→ **Directive**
Extract and list every line that contains the word "Calculate".

→ **Given records**
****
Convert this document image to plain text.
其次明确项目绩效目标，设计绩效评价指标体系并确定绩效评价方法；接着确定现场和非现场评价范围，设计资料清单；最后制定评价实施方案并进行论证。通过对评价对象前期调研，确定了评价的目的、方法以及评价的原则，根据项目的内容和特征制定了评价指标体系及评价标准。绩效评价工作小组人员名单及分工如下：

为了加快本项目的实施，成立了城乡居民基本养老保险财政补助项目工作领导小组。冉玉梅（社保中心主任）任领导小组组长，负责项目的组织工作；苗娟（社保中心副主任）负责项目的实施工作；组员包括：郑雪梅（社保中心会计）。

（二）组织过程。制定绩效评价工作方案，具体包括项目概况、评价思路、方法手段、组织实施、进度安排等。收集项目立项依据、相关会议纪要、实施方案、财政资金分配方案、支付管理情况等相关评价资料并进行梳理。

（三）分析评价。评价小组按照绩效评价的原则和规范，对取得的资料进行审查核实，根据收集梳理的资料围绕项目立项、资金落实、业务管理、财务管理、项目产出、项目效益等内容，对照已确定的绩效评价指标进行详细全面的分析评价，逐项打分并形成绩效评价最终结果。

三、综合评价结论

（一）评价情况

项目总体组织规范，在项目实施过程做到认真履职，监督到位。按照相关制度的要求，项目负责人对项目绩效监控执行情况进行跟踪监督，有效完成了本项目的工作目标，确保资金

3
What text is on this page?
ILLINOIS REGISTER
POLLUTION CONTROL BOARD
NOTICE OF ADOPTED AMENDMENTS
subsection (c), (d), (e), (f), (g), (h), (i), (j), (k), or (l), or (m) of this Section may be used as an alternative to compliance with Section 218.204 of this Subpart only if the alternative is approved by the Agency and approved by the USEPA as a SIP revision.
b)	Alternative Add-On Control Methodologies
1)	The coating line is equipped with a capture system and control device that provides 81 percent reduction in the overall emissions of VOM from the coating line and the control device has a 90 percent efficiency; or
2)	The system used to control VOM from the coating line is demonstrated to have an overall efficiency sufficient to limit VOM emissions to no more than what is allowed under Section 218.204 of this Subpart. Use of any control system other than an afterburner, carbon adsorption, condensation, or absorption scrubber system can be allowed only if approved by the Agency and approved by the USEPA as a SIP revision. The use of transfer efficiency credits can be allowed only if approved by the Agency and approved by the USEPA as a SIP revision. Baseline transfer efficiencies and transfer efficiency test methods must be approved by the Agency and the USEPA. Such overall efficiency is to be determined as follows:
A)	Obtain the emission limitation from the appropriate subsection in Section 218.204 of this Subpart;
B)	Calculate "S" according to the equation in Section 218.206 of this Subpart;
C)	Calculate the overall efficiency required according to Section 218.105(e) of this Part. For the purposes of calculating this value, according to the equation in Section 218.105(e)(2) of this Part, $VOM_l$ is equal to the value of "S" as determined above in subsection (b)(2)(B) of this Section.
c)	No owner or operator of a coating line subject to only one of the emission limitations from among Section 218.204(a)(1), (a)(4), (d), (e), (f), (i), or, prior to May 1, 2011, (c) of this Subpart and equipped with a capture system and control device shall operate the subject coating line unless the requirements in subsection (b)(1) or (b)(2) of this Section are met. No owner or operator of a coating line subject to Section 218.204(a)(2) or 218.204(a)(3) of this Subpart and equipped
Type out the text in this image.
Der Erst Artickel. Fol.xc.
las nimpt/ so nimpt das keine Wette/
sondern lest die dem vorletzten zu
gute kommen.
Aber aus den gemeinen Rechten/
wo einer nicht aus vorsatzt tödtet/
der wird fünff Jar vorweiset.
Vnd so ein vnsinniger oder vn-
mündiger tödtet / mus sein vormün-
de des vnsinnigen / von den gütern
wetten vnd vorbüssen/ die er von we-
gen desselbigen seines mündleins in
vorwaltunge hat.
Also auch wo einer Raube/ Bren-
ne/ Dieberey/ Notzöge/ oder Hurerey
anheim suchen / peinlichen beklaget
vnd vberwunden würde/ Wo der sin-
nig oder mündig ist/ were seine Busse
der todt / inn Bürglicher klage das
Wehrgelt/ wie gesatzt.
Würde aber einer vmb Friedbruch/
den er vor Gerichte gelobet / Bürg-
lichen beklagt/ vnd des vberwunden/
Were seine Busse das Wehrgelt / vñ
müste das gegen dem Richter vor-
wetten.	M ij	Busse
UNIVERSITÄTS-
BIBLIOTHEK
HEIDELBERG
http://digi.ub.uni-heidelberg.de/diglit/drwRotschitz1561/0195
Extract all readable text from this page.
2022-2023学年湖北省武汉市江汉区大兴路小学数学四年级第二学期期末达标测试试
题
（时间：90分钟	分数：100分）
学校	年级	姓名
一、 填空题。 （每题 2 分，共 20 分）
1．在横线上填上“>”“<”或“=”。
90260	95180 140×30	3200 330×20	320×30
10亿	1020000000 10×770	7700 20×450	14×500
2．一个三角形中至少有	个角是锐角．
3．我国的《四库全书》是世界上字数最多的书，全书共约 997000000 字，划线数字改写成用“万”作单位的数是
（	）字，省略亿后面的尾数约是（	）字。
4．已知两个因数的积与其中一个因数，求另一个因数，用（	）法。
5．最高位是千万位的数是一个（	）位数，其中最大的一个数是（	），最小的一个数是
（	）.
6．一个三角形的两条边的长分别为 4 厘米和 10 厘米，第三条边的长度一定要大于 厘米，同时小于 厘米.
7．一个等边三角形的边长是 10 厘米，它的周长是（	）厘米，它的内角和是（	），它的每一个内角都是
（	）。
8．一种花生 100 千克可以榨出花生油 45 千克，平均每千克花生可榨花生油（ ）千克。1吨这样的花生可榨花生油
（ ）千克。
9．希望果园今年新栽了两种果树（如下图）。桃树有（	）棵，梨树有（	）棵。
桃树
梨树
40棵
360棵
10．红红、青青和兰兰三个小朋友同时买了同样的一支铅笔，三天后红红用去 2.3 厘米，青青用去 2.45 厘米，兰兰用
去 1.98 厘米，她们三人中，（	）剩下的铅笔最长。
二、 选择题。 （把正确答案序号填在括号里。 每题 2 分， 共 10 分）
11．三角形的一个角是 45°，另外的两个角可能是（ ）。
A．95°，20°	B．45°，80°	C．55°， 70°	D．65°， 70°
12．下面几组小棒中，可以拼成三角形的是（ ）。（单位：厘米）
****
→ **Exercise result**
B)	Calculate "S" according to the equation in Section 218.206 of this Subpart;
C)	Calculate the overall efficiency required according to Section 218.105(e) of this Part. For the purposes of calculating this value, according to the equation in Section 218.105(e)(2) of this Part, $VOM_l$ is equal to the value of "S" as determined above in subsection (b)(2)(B) of this Section.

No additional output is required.